** start of Data records **
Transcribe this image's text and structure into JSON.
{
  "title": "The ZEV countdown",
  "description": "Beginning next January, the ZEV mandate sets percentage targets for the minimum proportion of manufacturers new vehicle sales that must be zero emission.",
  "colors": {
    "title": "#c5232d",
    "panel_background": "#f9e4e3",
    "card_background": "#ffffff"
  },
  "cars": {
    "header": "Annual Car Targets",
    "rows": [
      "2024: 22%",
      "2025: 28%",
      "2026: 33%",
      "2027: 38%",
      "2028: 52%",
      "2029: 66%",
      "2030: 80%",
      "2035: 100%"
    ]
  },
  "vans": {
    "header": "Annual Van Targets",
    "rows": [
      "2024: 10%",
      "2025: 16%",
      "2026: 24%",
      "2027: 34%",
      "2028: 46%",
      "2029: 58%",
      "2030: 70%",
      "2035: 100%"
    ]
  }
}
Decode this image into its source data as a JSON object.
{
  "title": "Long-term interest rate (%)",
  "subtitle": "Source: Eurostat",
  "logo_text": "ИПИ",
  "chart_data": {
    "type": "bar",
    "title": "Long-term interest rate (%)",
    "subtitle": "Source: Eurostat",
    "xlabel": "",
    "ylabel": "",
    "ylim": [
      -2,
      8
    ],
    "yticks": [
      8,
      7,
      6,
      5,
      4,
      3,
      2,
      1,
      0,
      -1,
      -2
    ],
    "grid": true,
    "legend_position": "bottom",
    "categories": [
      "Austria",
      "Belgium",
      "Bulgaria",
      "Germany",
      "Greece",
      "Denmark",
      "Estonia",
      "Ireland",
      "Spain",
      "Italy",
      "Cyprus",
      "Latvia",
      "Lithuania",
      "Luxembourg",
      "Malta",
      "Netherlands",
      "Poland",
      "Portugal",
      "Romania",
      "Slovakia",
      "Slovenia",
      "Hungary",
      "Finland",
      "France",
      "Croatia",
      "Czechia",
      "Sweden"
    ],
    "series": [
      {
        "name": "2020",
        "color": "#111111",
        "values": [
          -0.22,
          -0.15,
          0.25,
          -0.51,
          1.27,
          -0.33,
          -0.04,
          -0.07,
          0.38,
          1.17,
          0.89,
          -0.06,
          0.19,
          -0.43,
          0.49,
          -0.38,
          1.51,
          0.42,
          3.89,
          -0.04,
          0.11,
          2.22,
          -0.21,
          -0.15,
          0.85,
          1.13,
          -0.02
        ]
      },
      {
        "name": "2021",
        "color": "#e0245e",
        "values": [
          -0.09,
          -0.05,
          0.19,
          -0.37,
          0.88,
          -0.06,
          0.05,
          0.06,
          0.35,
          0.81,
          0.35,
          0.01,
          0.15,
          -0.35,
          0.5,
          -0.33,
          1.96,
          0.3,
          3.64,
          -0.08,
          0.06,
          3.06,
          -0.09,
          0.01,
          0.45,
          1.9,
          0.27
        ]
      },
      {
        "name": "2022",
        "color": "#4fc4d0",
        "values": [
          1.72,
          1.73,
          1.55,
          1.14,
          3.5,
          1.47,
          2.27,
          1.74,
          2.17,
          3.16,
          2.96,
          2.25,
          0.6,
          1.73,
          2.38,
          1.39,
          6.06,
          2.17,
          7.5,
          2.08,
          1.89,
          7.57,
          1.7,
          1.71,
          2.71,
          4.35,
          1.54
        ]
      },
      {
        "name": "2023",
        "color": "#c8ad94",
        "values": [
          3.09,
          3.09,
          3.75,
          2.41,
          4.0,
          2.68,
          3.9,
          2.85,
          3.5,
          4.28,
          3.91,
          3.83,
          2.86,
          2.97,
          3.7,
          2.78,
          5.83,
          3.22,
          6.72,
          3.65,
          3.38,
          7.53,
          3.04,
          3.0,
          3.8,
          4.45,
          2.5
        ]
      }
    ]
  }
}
** end of Data records **
- **Set problem**
Exactly reproduce all of the entries.

- **Final result**
Transcribe this image's text and structure into JSON.
{
  "title": "The ZEV countdown",
  "description": "Beginning next January, the ZEV mandate sets percentage targets for the minimum proportion of manufacturers new vehicle sales that must be zero emission.",
  "colors": {
    "title": "#c5232d",
    "panel_background": "#f9e4e3",
    "card_background": "#ffffff"
  },
  "cars": {
    "header": "Annual Car Targets",
    "rows": [
      "2024: 22%",
      "2025: 28%",
      "2026: 33%",
      "2027: 38%",
      "2028: 52%",
      "2029: 66%",
      "2030: 80%",
      "2035: 100%"
    ]
  },
  "vans": {
    "header": "Annual Van Targets",
    "rows": [
      "2024: 10%",
      "2025: 16%",
      "2026: 24%",
      "2027: 34%",
      "2028: 46%",
      "2029: 58%",
      "2030: 70%",
      "2035: 100%"
    ]
  }
}
Decode this image into its source data as a JSON object.
{
  "title": "Long-term interest rate (%)",
  "subtitle": "Source: Eurostat",
  "logo_text": "ИПИ",
  "chart_data": {
    "type": "bar",
    "title": "Long-term interest rate (%)",
    "subtitle": "Source: Eurostat",
    "xlabel": "",
    "ylabel": "",
    "ylim": [
      -2,
      8
    ],
    "yticks": [
      8,
      7,
      6,
      5,
      4,
      3,
      2,
      1,
      0,
      -1,
      -2
    ],
    "grid": true,
    "legend_position": "bottom",
    "categories": [
      "Austria",
      "Belgium",
      "Bulgaria",
      "Germany",
      "Greece",
      "Denmark",
      "Estonia",
      "Ireland",
      "Spain",
      "Italy",
      "Cyprus",
      "Latvia",
      "Lithuania",
      "Luxembourg",
      "Malta",
      "Netherlands",
      "Poland",
      "Portugal",
      "Romania",
      "Slovakia",
      "Slovenia",
      "Hungary",
      "Finland",
      "France",
      "Croatia",
      "Czechia",
      "Sweden"
    ],
    "series": [
      {
        "name": "2020",
        "color": "#111111",
        "values": [
          -0.22,
          -0.15,
          0.25,
          -0.51,
          1.27,
          -0.33,
          -0.04,
          -0.07,
          0.38,
          1.17,
          0.89,
          -0.06,
          0.19,
          -0.43,
          0.49,
          -0.38,
          1.51,
          0.42,
          3.89,
          -0.04,
          0.11,
          2.22,
          -0.21,
          -0.15,
          0.85,
          1.13,
          -0.02
        ]
      },
      {
        "name": "2021",
        "color": "#e0245e",
        "values": [
          -0.09,
          -0.05,
          0.19,
          -0.37,
          0.88,
          -0.06,
          0.05,
          0.06,
          0.35,
          0.81,
          0.35,
          0.01,
          0.15,
          -0.35,
          0.5,
          -0.33,
          1.96,
          0.3,
          3.64,
          -0.08,
          0.06,
          3.06,
          -0.09,
          0.01,
          0.45,
          1.9,
          0.27
        ]
      },
      {
        "name": "2022",
        "color": "#4fc4d0",
        "values": [
          1.72,
          1.73,
          1.55,
          1.14,
          3.5,
          1.47,
          2.27,
          1.74,
          2.17,
          3.16,
          2.96,
          2.25,
          0.6,
          1.73,
          2.38,
          1.39,
          6.06,
          2.17,
          7.5,
          2.08,
          1.89,
          7.57,
          1.7,
          1.71,
          2.71,
          4.35,
          1.54
        ]
      },
      {
        "name": "2023",
        "color": "#c8ad94",
        "values": [
          3.09,
          3.09,
          3.75,
          2.41,
          4.0,
          2.68,
          3.9,
          2.85,
          3.5,
          4.28,
          3.91,
          3.83,
          2.86,
          2.97,
          3.7,
          2.78,
          5.83,
          3.22,
          6.72,
          3.65,
          3.38,
          7.53,
          3.04,
          3.0,
          3.8,
          4.45,
          2.5
        ]
      }
    ]
  }
}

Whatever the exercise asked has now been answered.